WORK REQUIRED: Those lines of the records that contain "neither" are to be located and copied.

DATA FOR THIS TASK:
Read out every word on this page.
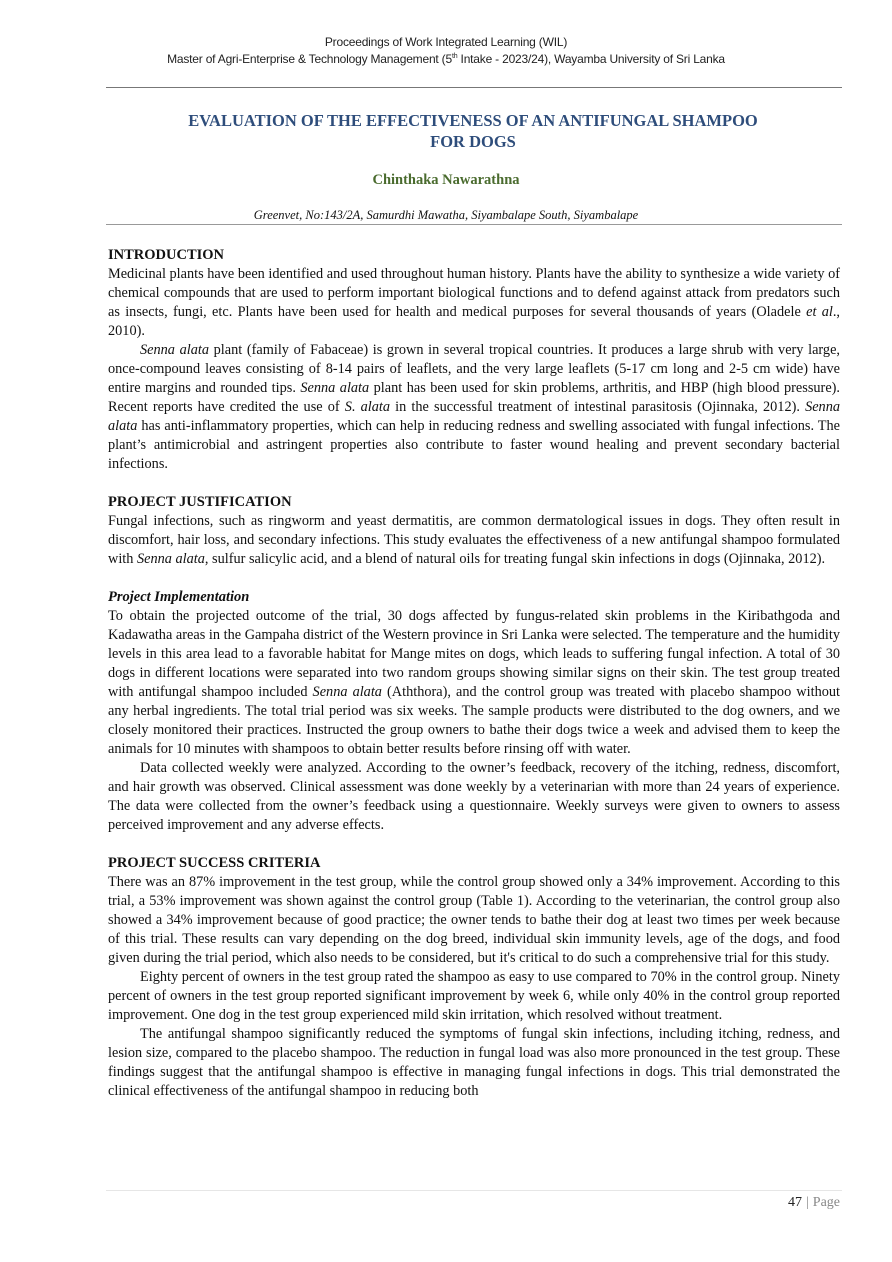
Proceedings of Work Integrated Learning (WIL)
Master of Agri-Enterprise & Technology Management (5th Intake - 2023/24), Wayamba University of Sri Lanka
EVALUATION OF THE EFFECTIVENESS OF AN ANTIFUNGAL SHAMPOO
FOR DOGS
Chinthaka Nawarathna
Greenvet, No:143/2A, Samurdhi Mawatha, Siyambalape South, Siyambalape
INTRODUCTION

Medicinal plants have been identified and used throughout human history. Plants have the ability to synthesize a wide variety of chemical compounds that are used to perform important biological functions and to defend against attack from predators such as insects, fungi, etc. Plants have been used for health and medical purposes for several thousands of years (Oladele et al., 2010).

Senna alata plant (family of Fabaceae) is grown in several tropical countries. It produces a large shrub with very large, once-compound leaves consisting of 8-14 pairs of leaflets, and the very large leaflets (5-17 cm long and 2-5 cm wide) have entire margins and rounded tips. Senna alata plant has been used for skin problems, arthritis, and HBP (high blood pressure). Recent reports have credited the use of S. alata in the successful treatment of intestinal parasitosis (Ojinnaka, 2012). Senna alata has anti-inflammatory properties, which can help in reducing redness and swelling associated with fungal infections. The plant’s antimicrobial and astringent properties also contribute to faster wound healing and prevent secondary bacterial infections.

PROJECT JUSTIFICATION

Fungal infections, such as ringworm and yeast dermatitis, are common dermatological issues in dogs. They often result in discomfort, hair loss, and secondary infections. This study evaluates the effectiveness of a new antifungal shampoo formulated with Senna alata, sulfur salicylic acid, and a blend of natural oils for treating fungal skin infections in dogs (Ojinnaka, 2012).

Project Implementation

To obtain the projected outcome of the trial, 30 dogs affected by fungus-related skin problems in the Kiribathgoda and Kadawatha areas in the Gampaha district of the Western province in Sri Lanka were selected. The temperature and the humidity levels in this area lead to a favorable habitat for Mange mites on dogs, which leads to suffering fungal infection. A total of 30 dogs in different locations were separated into two random groups showing similar signs on their skin. The test group treated with antifungal shampoo included Senna alata (Aththora), and the control group was treated with placebo shampoo without any herbal ingredients. The total trial period was six weeks. The sample products were distributed to the dog owners, and we closely monitored their practices. Instructed the group owners to bathe their dogs twice a week and advised them to keep the animals for 10 minutes with shampoos to obtain better results before rinsing off with water.

Data collected weekly were analyzed. According to the owner’s feedback, recovery of the itching, redness, discomfort, and hair growth was observed. Clinical assessment was done weekly by a veterinarian with more than 24 years of experience. The data were collected from the owner’s feedback using a questionnaire. Weekly surveys were given to owners to assess perceived improvement and any adverse effects.

PROJECT SUCCESS CRITERIA

There was an 87% improvement in the test group, while the control group showed only a 34% improvement. According to this trial, a 53% improvement was shown against the control group (Table 1). According to the veterinarian, the control group also showed a 34% improvement because of good practice; the owner tends to bathe their dog at least two times per week because of this trial. These results can vary depending on the dog breed, individual skin immunity levels, age of the dogs, and food given during the trial period, which also needs to be considered, but it's critical to do such a comprehensive trial for this study.

Eighty percent of owners in the test group rated the shampoo as easy to use compared to 70% in the control group. Ninety percent of owners in the test group reported significant improvement by week 6, while only 40% in the control group reported improvement. One dog in the test group experienced mild skin irritation, which resolved without treatment.

The antifungal shampoo significantly reduced the symptoms of fungal skin infections, including itching, redness, and lesion size, compared to the placebo shampoo. The reduction in fungal load was also more pronounced in the test group. These findings suggest that the antifungal shampoo is effective in managing fungal infections in dogs. This trial demonstrated the clinical effectiveness of the antifungal shampoo in reducing both

47 | Page
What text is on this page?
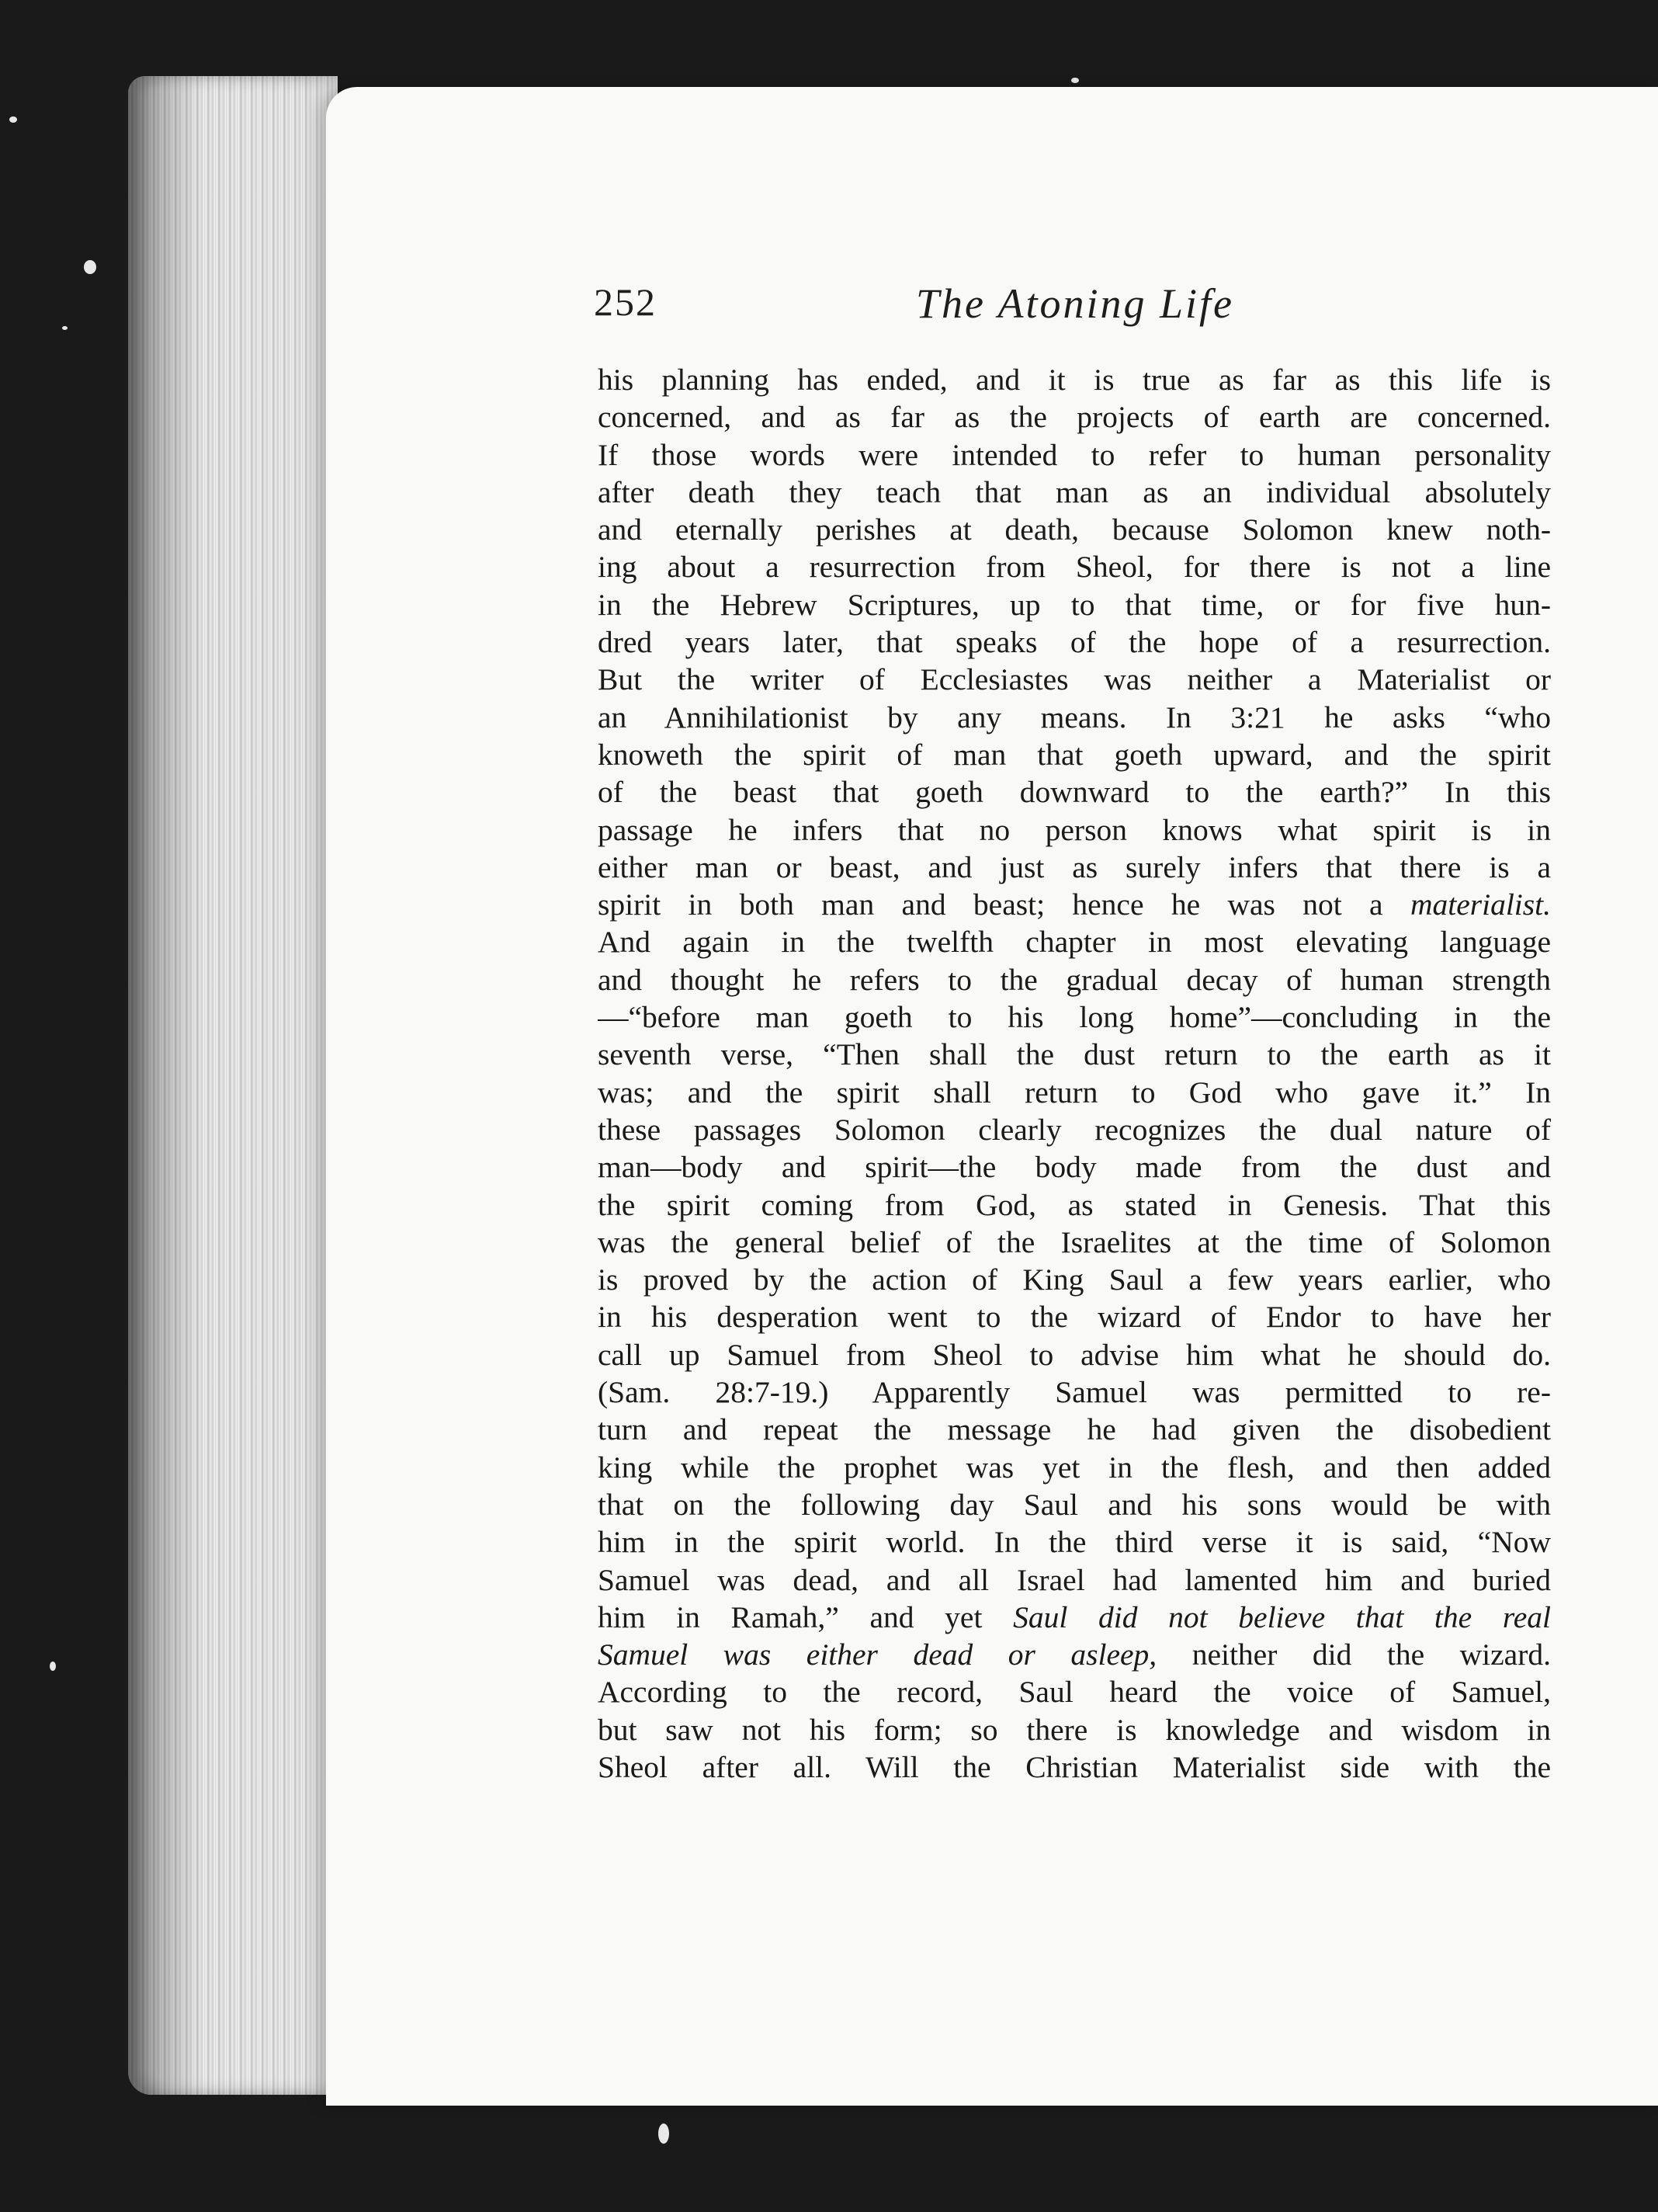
252	The Atoning Life
his planning has ended, and it is true as far as this life is
concerned, and as far as the projects of earth are concerned.
If those words were intended to refer to human personality
after death they teach that man as an individual absolutely
and eternally perishes at death, because Solomon knew noth-
ing about a resurrection from Sheol, for there is not a line
in the Hebrew Scriptures, up to that time, or for five hun-
dred years later, that speaks of the hope of a resurrection.
But the writer of Ecclesiastes was neither a Materialist or
an Annihilationist by any means. In 3:21 he asks “who
knoweth the spirit of man that goeth upward, and the spirit
of the beast that goeth downward to the earth?” In this
passage he infers that no person knows what spirit is in
either man or beast, and just as surely infers that there is a
spirit in both man and beast; hence he was not a materialist.
And again in the twelfth chapter in most elevating language
and thought he refers to the gradual decay of human strength
—“before man goeth to his long home”—concluding in the
seventh verse, “Then shall the dust return to the earth as it
was; and the spirit shall return to God who gave it.” In
these passages Solomon clearly recognizes the dual nature of
man—body and spirit—the body made from the dust and
the spirit coming from God, as stated in Genesis. That this
was the general belief of the Israelites at the time of Solomon
is proved by the action of King Saul a few years earlier, who
in his desperation went to the wizard of Endor to have her
call up Samuel from Sheol to advise him what he should do.
(Sam. 28:7-19.) Apparently Samuel was permitted to re-
turn and repeat the message he had given the disobedient
king while the prophet was yet in the flesh, and then added
that on the following day Saul and his sons would be with
him in the spirit world. In the third verse it is said, “Now
Samuel was dead, and all Israel had lamented him and buried
him in Ramah,” and yet Saul did not believe that the real
Samuel was either dead or asleep, neither did the wizard.
According to the record, Saul heard the voice of Samuel,
but saw not his form; so there is knowledge and wisdom in
Sheol after all. Will the Christian Materialist side with the
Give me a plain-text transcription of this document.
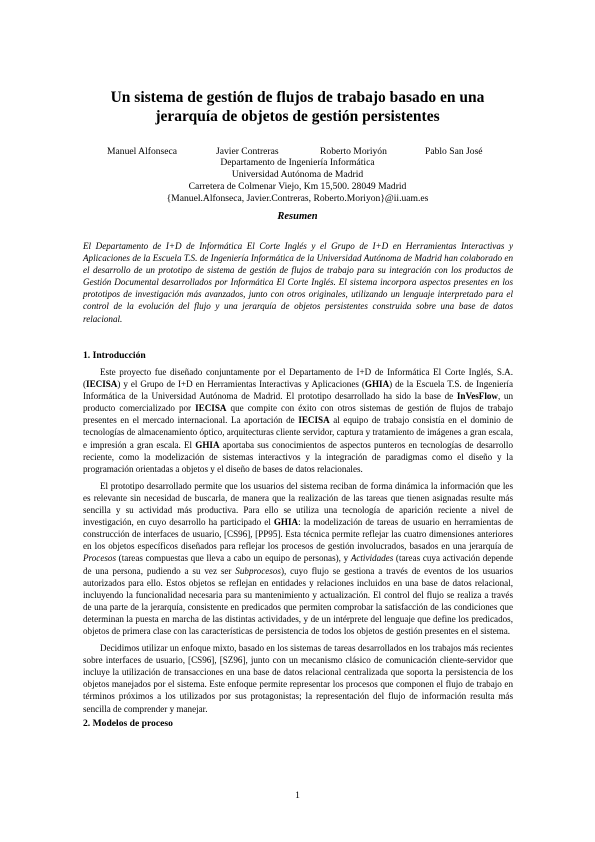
Un sistema de gestión de flujos de trabajo basado en una
jerarquía de objetos de gestión persistentes
Manuel Alfonseca	Javier Contreras	Roberto Moriyón	Pablo San José
Departamento de Ingeniería Informática
Universidad Autónoma de Madrid
Carretera de Colmenar Viejo, Km 15,500. 28049 Madrid
{Manuel.Alfonseca, Javier.Contreras, Roberto.Moriyon}@ii.uam.es
Resumen
El Departamento de I+D de Informática El Corte Inglés y el Grupo de I+D en Herramientas Interactivas y Aplicaciones de la Escuela T.S. de Ingeniería Informática de la Universidad Autónoma de Madrid han colaborado en el desarrollo de un prototipo de sistema de gestión de flujos de trabajo para su integración con los productos de Gestión Documental desarrollados por Informática El Corte Inglés. El sistema incorpora aspectos presentes en los prototipos de investigación más avanzados, junto con otros originales, utilizando un lenguaje interpretado para el control de la evolución del flujo y una jerarquía de objetos persistentes construida sobre una base de datos relacional.
1. Introducción

Este proyecto fue diseñado conjuntamente por el Departamento de I+D de Informática El Corte Inglés, S.A. (IECISA) y el Grupo de I+D en Herramientas Interactivas y Aplicaciones (GHIA) de la Escuela T.S. de Ingeniería Informática de la Universidad Autónoma de Madrid. El prototipo desarrollado ha sido la base de InVesFlow, un producto comercializado por IECISA que compite con éxito con otros sistemas de gestión de flujos de trabajo presentes en el mercado internacional. La aportación de IECISA al equipo de trabajo consistía en el dominio de tecnologías de almacenamiento óptico, arquitecturas cliente servidor, captura y tratamiento de imágenes a gran escala, e impresión a gran escala. El GHIA aportaba sus conocimientos de aspectos punteros en tecnologías de desarrollo reciente, como la modelización de sistemas interactivos y la integración de paradigmas como el diseño y la programación orientadas a objetos y el diseño de bases de datos relacionales.

El prototipo desarrollado permite que los usuarios del sistema reciban de forma dinámica la información que les es relevante sin necesidad de buscarla, de manera que la realización de las tareas que tienen asignadas resulte más sencilla y su actividad más productiva. Para ello se utiliza una tecnología de aparición reciente a nivel de investigación, en cuyo desarrollo ha participado el GHIA: la modelización de tareas de usuario en herramientas de construcción de interfaces de usuario, [CS96], [PP95]. Esta técnica permite reflejar las cuatro dimensiones anteriores en los objetos específicos diseñados para reflejar los procesos de gestión involucrados, basados en una jerarquía de Procesos (tareas compuestas que lleva a cabo un equipo de personas), y Actividades (tareas cuya activación depende de una persona, pudiendo a su vez ser Subprocesos), cuyo flujo se gestiona a través de eventos de los usuarios autorizados para ello. Estos objetos se reflejan en entidades y relaciones incluidos en una base de datos relacional, incluyendo la funcionalidad necesaria para su mantenimiento y actualización. El control del flujo se realiza a través de una parte de la jerarquía, consistente en predicados que permiten comprobar la satisfacción de las condiciones que determinan la puesta en marcha de las distintas actividades, y de un intérprete del lenguaje que define los predicados, objetos de primera clase con las características de persistencia de todos los objetos de gestión presentes en el sistema.

Decidimos utilizar un enfoque mixto, basado en los sistemas de tareas desarrollados en los trabajos más recientes sobre interfaces de usuario, [CS96], [SZ96], junto con un mecanismo clásico de comunicación cliente-servidor que incluye la utilización de transacciones en una base de datos relacional centralizada que soporta la persistencia de los objetos manejados por el sistema. Este enfoque permite representar los procesos que componen el flujo de trabajo en términos próximos a los utilizados por sus protagonistas; la representación del flujo de información resulta más sencilla de comprender y manejar.

2. Modelos de proceso
1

SOLVED PROBLEM:
But the writer of Ecclesiastes was neither a Materialist or
Samuel was either dead or asleep, neither did the wizard.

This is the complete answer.